[LISTED ENTRIES]:
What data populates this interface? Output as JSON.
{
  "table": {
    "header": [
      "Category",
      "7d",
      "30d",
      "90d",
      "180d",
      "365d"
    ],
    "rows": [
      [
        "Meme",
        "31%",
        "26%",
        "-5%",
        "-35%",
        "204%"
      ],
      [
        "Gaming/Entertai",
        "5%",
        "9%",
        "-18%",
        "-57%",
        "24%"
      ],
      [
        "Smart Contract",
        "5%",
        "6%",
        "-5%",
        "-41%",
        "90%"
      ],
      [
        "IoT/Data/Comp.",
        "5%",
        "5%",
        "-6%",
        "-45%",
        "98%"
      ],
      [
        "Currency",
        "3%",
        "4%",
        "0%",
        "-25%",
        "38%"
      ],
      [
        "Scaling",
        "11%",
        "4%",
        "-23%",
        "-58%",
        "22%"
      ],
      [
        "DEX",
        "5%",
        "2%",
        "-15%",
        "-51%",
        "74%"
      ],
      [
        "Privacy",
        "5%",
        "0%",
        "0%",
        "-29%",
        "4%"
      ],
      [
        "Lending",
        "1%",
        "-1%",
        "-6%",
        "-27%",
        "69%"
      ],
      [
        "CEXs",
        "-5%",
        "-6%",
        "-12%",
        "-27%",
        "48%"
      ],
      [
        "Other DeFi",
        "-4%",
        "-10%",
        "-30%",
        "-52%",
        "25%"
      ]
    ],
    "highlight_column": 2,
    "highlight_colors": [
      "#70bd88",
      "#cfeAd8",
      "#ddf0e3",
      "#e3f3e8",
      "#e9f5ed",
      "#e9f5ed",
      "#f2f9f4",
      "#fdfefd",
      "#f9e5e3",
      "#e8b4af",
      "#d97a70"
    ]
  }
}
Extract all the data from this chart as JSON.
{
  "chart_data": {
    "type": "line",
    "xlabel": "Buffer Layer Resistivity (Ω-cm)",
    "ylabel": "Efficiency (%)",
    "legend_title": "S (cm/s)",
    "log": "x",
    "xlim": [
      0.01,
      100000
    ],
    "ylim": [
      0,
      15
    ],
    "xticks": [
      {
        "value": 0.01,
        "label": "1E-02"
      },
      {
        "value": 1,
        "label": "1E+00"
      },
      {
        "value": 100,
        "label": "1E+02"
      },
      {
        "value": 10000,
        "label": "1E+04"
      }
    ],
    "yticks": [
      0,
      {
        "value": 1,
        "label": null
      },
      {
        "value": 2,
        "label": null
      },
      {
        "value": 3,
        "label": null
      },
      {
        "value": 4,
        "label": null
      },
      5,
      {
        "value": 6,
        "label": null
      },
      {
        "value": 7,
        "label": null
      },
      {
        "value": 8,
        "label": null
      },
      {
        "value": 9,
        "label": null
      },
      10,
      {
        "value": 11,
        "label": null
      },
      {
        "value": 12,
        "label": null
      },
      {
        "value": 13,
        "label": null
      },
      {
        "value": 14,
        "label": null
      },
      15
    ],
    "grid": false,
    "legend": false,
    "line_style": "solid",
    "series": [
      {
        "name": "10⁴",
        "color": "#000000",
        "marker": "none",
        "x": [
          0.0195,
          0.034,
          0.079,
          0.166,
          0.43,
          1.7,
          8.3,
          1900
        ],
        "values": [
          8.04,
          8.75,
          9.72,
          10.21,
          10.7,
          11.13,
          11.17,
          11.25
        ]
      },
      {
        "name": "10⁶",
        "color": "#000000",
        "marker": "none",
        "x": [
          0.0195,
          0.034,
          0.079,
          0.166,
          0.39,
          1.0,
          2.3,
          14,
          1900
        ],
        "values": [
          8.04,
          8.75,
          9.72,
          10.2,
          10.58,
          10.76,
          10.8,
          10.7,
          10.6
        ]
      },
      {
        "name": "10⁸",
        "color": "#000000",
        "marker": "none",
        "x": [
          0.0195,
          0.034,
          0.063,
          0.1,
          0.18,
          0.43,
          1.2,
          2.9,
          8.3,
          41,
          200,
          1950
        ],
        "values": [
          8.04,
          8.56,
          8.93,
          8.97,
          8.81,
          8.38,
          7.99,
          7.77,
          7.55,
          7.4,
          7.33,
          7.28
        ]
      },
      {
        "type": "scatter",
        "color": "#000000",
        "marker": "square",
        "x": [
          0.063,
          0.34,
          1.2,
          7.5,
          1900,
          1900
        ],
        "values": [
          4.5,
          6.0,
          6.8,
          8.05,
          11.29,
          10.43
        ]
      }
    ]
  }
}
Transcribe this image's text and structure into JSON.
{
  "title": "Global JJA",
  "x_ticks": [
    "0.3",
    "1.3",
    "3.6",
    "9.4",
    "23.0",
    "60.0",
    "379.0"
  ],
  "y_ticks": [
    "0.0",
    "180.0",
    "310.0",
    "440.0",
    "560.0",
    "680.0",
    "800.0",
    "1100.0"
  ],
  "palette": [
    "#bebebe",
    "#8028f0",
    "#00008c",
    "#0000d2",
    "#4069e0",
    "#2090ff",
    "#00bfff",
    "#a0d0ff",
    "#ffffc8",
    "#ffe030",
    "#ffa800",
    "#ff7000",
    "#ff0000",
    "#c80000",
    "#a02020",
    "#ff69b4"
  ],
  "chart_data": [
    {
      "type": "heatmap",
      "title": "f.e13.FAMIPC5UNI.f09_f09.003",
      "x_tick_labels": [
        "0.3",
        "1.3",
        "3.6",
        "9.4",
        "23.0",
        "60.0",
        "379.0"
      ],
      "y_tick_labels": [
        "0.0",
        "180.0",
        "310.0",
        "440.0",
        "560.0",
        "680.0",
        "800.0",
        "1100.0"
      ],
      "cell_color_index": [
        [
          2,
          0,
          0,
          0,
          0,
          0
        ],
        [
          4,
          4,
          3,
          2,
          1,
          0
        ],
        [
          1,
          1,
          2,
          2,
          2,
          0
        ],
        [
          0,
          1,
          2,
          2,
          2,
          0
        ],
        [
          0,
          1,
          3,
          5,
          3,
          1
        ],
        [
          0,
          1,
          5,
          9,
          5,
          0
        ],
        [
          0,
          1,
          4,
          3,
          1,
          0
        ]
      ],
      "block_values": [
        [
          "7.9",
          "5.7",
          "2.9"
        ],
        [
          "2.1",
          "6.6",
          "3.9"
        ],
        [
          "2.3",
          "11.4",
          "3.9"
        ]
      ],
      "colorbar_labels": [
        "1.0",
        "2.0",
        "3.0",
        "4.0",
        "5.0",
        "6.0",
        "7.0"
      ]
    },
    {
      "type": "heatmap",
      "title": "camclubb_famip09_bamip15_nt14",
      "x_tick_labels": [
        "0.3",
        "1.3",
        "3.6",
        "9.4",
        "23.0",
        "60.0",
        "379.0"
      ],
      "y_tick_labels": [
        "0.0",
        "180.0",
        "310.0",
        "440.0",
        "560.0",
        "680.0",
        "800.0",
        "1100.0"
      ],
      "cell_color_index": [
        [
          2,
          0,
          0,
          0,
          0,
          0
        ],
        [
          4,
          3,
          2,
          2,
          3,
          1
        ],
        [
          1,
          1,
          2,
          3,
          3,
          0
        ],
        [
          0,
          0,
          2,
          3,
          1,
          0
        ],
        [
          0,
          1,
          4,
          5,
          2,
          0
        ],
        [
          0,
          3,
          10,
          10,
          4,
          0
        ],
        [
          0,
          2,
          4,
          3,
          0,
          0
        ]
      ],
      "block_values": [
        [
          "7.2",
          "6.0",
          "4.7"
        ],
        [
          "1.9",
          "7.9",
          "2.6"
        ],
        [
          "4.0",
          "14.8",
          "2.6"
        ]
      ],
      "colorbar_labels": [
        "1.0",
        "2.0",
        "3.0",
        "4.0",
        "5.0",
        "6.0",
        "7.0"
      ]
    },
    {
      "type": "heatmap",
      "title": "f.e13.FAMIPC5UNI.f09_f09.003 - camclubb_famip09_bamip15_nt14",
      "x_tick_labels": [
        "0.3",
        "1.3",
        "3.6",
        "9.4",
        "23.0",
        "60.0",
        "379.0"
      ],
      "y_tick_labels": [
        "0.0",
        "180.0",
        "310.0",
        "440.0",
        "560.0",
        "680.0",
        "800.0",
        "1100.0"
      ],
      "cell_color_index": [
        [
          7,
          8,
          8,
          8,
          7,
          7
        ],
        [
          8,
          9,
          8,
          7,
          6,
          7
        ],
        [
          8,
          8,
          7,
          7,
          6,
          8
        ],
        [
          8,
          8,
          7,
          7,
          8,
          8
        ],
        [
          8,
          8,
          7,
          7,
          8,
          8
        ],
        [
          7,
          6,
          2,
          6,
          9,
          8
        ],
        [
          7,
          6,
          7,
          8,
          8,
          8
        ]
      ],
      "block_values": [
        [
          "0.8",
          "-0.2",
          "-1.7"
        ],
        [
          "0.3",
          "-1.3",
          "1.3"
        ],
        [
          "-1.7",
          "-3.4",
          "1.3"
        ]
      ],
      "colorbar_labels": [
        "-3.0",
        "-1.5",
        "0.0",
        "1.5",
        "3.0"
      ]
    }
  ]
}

[REQUIREMENT]: The word "JSON" appears in how many lines of the records? Give the number only.

[ANSWER TO THIS PROBLEM]: 3